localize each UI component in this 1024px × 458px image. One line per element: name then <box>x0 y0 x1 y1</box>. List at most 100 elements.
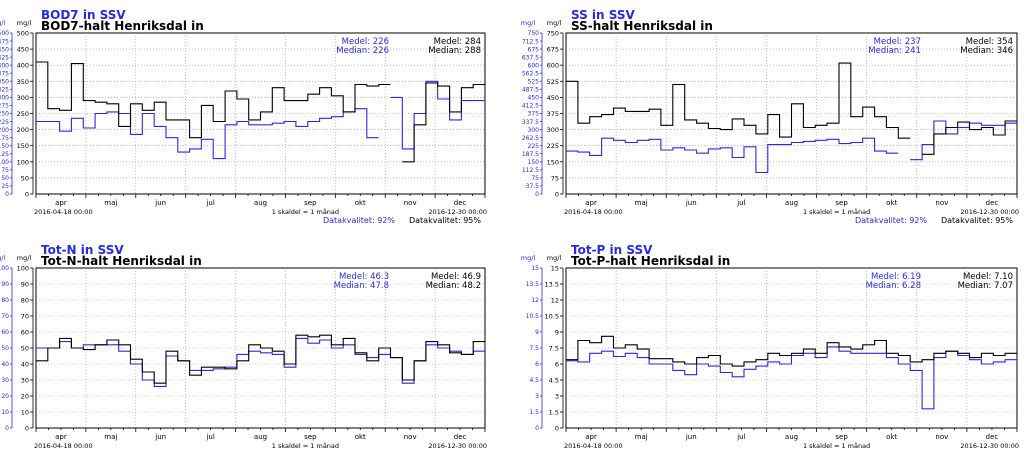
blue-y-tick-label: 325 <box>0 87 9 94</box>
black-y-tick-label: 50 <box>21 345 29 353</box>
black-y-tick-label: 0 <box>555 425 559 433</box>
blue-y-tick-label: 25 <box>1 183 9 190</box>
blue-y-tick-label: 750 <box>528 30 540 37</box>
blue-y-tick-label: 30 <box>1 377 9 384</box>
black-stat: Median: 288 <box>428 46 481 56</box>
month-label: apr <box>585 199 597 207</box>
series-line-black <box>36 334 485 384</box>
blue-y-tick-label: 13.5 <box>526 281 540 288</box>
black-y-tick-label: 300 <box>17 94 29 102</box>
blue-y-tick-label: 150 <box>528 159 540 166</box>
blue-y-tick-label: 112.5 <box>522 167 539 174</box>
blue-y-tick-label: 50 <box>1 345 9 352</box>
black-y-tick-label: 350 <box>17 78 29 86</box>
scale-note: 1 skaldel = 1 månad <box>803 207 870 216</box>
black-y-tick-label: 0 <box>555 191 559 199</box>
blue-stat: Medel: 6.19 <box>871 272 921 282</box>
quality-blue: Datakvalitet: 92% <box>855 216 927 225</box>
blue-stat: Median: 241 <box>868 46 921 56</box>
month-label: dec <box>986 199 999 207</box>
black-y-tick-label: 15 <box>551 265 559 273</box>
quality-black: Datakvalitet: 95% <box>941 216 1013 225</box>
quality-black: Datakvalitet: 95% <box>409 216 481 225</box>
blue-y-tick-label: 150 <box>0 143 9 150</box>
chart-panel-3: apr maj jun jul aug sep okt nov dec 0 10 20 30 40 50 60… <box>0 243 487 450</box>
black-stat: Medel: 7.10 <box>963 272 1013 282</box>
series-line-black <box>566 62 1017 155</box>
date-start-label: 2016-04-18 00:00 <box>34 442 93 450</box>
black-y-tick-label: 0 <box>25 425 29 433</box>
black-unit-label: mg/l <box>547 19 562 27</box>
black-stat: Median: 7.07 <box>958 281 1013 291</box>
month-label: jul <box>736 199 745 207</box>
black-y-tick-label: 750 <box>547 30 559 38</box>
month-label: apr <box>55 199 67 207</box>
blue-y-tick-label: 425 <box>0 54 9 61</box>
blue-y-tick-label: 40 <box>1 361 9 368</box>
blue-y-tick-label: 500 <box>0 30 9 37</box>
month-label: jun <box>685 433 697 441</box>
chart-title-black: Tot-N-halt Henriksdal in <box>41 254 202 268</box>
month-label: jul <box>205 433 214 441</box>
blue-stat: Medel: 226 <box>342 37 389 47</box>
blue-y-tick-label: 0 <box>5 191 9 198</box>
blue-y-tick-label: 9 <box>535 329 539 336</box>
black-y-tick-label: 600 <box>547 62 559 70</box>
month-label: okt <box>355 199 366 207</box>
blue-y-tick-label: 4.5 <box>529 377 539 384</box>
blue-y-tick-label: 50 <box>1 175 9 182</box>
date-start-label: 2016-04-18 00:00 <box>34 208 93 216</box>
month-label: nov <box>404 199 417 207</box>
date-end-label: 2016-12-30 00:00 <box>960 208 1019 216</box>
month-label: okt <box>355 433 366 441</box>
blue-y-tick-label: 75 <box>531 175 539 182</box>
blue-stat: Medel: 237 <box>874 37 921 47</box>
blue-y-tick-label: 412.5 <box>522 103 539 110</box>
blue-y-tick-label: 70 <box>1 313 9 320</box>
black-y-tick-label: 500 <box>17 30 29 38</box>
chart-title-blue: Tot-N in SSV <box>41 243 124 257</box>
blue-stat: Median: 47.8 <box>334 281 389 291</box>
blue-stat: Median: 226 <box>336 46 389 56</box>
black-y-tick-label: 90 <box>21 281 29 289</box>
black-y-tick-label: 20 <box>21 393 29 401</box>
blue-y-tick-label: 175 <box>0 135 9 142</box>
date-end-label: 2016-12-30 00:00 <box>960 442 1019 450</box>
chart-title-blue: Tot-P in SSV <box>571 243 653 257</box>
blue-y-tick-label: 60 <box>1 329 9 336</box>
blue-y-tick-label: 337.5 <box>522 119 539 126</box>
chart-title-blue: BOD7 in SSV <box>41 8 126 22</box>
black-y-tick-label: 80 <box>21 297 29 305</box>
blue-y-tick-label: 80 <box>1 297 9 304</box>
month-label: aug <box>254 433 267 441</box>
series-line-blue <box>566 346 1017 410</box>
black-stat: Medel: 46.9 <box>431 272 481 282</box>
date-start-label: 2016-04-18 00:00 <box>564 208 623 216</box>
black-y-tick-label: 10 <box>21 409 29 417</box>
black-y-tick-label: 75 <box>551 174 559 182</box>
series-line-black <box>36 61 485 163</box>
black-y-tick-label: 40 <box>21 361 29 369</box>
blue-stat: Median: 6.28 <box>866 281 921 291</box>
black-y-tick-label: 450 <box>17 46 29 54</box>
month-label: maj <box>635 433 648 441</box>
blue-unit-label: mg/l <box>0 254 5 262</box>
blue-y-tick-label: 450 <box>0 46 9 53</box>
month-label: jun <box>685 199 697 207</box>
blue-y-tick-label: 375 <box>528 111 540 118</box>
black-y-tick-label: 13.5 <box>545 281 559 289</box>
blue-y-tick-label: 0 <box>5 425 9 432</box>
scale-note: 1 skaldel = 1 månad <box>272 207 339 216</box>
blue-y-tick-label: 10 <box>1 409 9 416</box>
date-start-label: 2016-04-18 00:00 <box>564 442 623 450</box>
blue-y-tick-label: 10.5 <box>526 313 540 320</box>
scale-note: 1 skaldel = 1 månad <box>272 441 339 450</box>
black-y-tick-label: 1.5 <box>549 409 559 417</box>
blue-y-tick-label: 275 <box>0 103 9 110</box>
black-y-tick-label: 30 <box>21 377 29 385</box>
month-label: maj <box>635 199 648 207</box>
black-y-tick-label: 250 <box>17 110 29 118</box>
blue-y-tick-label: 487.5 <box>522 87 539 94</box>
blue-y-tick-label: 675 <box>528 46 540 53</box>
***
## Short task:
Copy the listing above line for line, leaving out the pictures.

## Expected output:
localize each UI component in this 1024px × 458px image. One line per element: name then <box>x0 y0 x1 y1</box>. List at most 100 elements.
blue-y-tick-label: 325 <box>0 87 9 94</box>
black-y-tick-label: 50 <box>21 345 29 353</box>
black-y-tick-label: 0 <box>555 425 559 433</box>
blue-y-tick-label: 25 <box>1 183 9 190</box>
blue-y-tick-label: 750 <box>528 30 540 37</box>
blue-y-tick-label: 30 <box>1 377 9 384</box>
black-stat: Median: 288 <box>428 46 481 56</box>
month-label: apr <box>585 199 597 207</box>
series-line-black <box>36 334 485 384</box>
blue-y-tick-label: 13.5 <box>526 281 540 288</box>
black-y-tick-label: 300 <box>17 94 29 102</box>
blue-y-tick-label: 150 <box>528 159 540 166</box>
blue-y-tick-label: 112.5 <box>522 167 539 174</box>
blue-y-tick-label: 50 <box>1 345 9 352</box>
black-y-tick-label: 350 <box>17 78 29 86</box>
scale-note: 1 skaldel = 1 månad <box>803 207 870 216</box>
black-y-tick-label: 0 <box>555 191 559 199</box>
blue-stat: Medel: 6.19 <box>871 272 921 282</box>
quality-blue: Datakvalitet: 92% <box>855 216 927 225</box>
blue-stat: Median: 241 <box>868 46 921 56</box>
month-label: dec <box>986 199 999 207</box>
black-y-tick-label: 15 <box>551 265 559 273</box>
quality-black: Datakvalitet: 95% <box>941 216 1013 225</box>
quality-black: Datakvalitet: 95% <box>409 216 481 225</box>
blue-y-tick-label: 150 <box>0 143 9 150</box>
chart-panel-3: apr maj jun jul aug sep okt nov dec 0 10 20 30 40 50 60… <box>0 243 487 450</box>
black-stat: Medel: 7.10 <box>963 272 1013 282</box>
series-line-black <box>566 62 1017 155</box>
date-start-label: 2016-04-18 00:00 <box>34 442 93 450</box>
black-y-tick-label: 0 <box>25 425 29 433</box>
black-unit-label: mg/l <box>547 19 562 27</box>
black-stat: Median: 7.07 <box>958 281 1013 291</box>
month-label: jul <box>736 199 745 207</box>
black-y-tick-label: 750 <box>547 30 559 38</box>
month-label: apr <box>55 199 67 207</box>
blue-y-tick-label: 425 <box>0 54 9 61</box>
blue-y-tick-label: 40 <box>1 361 9 368</box>
blue-y-tick-label: 500 <box>0 30 9 37</box>
month-label: jun <box>685 433 697 441</box>
chart-title-black: Tot-N-halt Henriksdal in <box>41 254 202 268</box>
month-label: jul <box>205 433 214 441</box>
blue-stat: Medel: 226 <box>342 37 389 47</box>
blue-y-tick-label: 0 <box>5 191 9 198</box>
blue-y-tick-label: 9 <box>535 329 539 336</box>
black-y-tick-label: 600 <box>547 62 559 70</box>
month-label: okt <box>355 199 366 207</box>
blue-y-tick-label: 4.5 <box>529 377 539 384</box>
blue-y-tick-label: 50 <box>1 175 9 182</box>
date-start-label: 2016-04-18 00:00 <box>34 208 93 216</box>
month-label: nov <box>404 199 417 207</box>
date-end-label: 2016-12-30 00:00 <box>960 208 1019 216</box>
month-label: okt <box>355 433 366 441</box>
blue-y-tick-label: 75 <box>531 175 539 182</box>
blue-stat: Medel: 237 <box>874 37 921 47</box>
blue-y-tick-label: 412.5 <box>522 103 539 110</box>
blue-y-tick-label: 70 <box>1 313 9 320</box>
black-y-tick-label: 500 <box>17 30 29 38</box>
chart-title-blue: Tot-N in SSV <box>41 243 124 257</box>
blue-stat: Median: 47.8 <box>334 281 389 291</box>
blue-stat: Median: 226 <box>336 46 389 56</box>
black-y-tick-label: 90 <box>21 281 29 289</box>
black-y-tick-label: 20 <box>21 393 29 401</box>
blue-y-tick-label: 175 <box>0 135 9 142</box>
date-end-label: 2016-12-30 00:00 <box>960 442 1019 450</box>
chart-title-blue: Tot-P in SSV <box>571 243 653 257</box>
blue-y-tick-label: 60 <box>1 329 9 336</box>
blue-y-tick-label: 337.5 <box>522 119 539 126</box>
chart-title-blue: BOD7 in SSV <box>41 8 126 22</box>
black-y-tick-label: 80 <box>21 297 29 305</box>
blue-y-tick-label: 80 <box>1 297 9 304</box>
month-label: aug <box>254 433 267 441</box>
series-line-blue <box>566 346 1017 410</box>
black-stat: Medel: 46.9 <box>431 272 481 282</box>
date-start-label: 2016-04-18 00:00 <box>564 208 623 216</box>
black-y-tick-label: 10 <box>21 409 29 417</box>
black-y-tick-label: 75 <box>551 174 559 182</box>
series-line-black <box>36 61 485 163</box>
black-y-tick-label: 40 <box>21 361 29 369</box>
blue-stat: Median: 6.28 <box>866 281 921 291</box>
black-y-tick-label: 450 <box>17 46 29 54</box>
month-label: maj <box>635 433 648 441</box>
blue-unit-label: mg/l <box>0 254 5 262</box>
blue-y-tick-label: 450 <box>0 46 9 53</box>
month-label: jun <box>685 199 697 207</box>
blue-y-tick-label: 375 <box>528 111 540 118</box>
black-y-tick-label: 13.5 <box>545 281 559 289</box>
blue-y-tick-label: 0 <box>5 425 9 432</box>
scale-note: 1 skaldel = 1 månad <box>272 207 339 216</box>
blue-y-tick-label: 10 <box>1 409 9 416</box>
date-start-label: 2016-04-18 00:00 <box>564 442 623 450</box>
blue-y-tick-label: 10.5 <box>526 313 540 320</box>
scale-note: 1 skaldel = 1 månad <box>272 441 339 450</box>
black-y-tick-label: 1.5 <box>549 409 559 417</box>
blue-y-tick-label: 275 <box>0 103 9 110</box>
black-y-tick-label: 30 <box>21 377 29 385</box>
month-label: maj <box>635 199 648 207</box>
black-y-tick-label: 250 <box>17 110 29 118</box>
blue-y-tick-label: 487.5 <box>522 87 539 94</box>
blue-y-tick-label: 675 <box>528 46 540 53</box>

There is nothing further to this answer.